Instruction ->
Find each line containing the string "color". Copy it.

Exercise material ->
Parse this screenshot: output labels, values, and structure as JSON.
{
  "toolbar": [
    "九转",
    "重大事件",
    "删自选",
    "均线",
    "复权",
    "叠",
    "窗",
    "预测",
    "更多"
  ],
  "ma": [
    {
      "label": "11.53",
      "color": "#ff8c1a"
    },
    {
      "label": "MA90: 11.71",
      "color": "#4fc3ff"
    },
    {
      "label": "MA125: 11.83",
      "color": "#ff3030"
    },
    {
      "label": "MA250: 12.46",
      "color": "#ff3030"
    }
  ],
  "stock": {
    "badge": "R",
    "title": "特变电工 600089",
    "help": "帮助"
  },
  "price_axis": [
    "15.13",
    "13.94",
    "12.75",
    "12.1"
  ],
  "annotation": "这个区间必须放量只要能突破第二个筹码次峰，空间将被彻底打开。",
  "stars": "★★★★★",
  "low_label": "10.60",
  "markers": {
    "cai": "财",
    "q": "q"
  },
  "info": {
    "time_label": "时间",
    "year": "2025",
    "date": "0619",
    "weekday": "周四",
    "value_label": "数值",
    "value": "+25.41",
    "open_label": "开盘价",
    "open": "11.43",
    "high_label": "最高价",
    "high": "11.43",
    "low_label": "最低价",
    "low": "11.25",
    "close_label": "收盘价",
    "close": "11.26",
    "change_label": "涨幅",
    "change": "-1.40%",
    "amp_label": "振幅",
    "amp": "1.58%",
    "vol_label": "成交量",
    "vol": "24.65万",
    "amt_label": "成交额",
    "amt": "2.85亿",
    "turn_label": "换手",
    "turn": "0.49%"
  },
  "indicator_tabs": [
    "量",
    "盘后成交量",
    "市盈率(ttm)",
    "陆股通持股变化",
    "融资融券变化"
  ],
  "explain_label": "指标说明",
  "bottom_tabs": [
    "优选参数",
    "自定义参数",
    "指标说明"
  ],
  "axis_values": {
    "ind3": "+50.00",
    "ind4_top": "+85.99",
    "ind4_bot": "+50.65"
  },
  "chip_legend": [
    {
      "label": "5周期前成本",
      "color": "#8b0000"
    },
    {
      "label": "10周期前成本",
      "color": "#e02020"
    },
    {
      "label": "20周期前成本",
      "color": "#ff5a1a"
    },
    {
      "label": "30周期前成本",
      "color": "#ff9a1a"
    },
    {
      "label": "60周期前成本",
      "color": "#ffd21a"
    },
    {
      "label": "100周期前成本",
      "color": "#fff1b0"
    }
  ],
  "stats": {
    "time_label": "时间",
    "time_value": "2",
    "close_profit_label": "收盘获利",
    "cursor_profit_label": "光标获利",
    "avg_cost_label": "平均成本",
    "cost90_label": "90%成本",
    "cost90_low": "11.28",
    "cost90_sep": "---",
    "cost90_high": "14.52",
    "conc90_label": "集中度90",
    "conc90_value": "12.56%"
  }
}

Output for this task ->
      "color": "#ff8c1a"
      "color": "#4fc3ff"
      "color": "#ff3030"
      "color": "#ff3030"
      "color": "#8b0000"
      "color": "#e02020"
      "color": "#ff5a1a"
      "color": "#ff9a1a"
      "color": "#ffd21a"
      "color": "#fff1b0"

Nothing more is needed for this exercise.